## Instructions for the task
Identify the lines that contain the word "noise", then copy them.

## Saved entries
_ _ _ _ _

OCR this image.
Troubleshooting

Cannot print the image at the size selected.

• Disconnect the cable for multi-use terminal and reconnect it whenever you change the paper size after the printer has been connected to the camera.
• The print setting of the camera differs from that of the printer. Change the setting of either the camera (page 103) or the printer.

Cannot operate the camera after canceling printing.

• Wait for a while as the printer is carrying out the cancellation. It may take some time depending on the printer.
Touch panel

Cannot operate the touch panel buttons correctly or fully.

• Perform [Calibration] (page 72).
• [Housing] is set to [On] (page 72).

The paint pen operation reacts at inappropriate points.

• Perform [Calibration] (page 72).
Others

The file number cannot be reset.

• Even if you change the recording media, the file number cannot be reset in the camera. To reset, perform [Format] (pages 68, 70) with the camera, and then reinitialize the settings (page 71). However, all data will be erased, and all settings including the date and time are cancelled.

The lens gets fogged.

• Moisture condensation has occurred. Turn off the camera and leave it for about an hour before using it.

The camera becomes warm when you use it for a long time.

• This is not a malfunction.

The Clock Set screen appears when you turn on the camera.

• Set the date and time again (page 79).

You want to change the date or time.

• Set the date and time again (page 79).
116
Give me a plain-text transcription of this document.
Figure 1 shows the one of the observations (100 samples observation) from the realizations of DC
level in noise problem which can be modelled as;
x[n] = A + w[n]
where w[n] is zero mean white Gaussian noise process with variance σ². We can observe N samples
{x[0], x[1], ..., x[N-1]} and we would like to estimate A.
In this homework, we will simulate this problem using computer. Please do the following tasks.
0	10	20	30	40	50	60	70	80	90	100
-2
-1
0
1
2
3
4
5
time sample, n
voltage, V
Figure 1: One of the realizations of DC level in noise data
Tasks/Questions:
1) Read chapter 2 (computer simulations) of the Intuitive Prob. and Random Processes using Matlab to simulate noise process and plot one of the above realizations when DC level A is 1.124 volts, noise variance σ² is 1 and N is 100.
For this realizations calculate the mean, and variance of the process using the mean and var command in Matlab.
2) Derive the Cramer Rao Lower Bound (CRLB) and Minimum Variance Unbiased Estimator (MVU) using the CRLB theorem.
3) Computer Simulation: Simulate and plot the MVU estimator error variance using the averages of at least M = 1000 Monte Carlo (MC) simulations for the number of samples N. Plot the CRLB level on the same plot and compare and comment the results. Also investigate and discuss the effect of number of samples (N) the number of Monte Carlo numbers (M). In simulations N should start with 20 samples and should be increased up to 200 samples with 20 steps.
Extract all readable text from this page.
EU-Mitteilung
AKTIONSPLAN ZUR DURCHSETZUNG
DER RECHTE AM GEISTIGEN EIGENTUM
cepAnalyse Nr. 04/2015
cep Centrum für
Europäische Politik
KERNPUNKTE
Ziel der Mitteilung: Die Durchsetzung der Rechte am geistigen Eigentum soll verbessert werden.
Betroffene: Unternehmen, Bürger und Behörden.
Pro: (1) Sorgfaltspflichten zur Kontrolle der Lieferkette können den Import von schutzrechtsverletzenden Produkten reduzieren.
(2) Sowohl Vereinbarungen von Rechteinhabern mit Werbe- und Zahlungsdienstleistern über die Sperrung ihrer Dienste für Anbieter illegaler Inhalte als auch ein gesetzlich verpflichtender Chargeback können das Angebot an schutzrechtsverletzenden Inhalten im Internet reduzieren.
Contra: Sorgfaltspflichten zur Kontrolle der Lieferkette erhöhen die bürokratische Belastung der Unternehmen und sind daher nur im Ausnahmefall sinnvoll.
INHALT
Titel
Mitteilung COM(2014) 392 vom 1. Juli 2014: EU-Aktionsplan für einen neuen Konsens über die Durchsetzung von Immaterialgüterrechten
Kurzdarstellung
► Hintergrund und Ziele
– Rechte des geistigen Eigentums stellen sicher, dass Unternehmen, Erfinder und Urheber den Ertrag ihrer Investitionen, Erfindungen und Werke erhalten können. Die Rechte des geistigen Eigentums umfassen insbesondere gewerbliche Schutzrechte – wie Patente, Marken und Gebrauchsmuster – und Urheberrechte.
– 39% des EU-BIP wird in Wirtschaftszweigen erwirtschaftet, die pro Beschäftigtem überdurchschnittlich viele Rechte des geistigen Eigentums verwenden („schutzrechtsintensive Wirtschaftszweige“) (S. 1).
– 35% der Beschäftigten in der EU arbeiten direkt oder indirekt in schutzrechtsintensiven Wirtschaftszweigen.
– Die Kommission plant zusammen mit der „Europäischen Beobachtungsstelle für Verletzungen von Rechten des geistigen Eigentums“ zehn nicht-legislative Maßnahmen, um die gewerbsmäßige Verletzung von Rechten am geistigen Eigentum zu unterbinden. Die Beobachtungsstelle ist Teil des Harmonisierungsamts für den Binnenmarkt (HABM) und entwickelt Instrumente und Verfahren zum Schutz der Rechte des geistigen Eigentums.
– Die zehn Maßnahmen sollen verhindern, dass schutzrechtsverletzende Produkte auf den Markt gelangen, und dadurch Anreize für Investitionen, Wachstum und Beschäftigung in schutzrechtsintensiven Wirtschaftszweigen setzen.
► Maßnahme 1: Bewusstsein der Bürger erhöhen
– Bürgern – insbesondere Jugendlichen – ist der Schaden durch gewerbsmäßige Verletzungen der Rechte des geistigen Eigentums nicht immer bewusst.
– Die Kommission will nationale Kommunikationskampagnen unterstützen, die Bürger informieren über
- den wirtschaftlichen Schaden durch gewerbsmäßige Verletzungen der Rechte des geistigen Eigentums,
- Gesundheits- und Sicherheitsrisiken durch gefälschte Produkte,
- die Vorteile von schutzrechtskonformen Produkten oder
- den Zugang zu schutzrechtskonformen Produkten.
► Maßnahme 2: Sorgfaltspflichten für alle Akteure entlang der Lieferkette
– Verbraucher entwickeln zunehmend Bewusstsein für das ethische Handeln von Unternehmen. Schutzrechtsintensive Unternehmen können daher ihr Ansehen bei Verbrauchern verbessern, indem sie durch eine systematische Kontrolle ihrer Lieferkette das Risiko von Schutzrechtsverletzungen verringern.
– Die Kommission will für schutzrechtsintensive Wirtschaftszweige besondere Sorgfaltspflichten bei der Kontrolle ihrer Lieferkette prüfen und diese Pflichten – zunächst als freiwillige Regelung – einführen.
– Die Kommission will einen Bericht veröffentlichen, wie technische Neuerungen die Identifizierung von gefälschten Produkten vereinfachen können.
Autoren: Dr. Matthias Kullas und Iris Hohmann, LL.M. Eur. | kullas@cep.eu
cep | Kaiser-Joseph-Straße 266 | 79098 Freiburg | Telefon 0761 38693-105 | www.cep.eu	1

_ _ _ _ _

## Solution for this problem
level in noise problem which can be modelled as;
where w[n] is zero mean white Gaussian noise process with variance σ². We can observe N samples
Figure 1: One of the realizations of DC level in noise data
1) Read chapter 2 (computer simulations) of the Intuitive Prob. and Random Processes using Matlab to simulate noise process and plot one of the above realizations when DC level A is 1.124 volts, noise variance σ² is 1 and N is 100.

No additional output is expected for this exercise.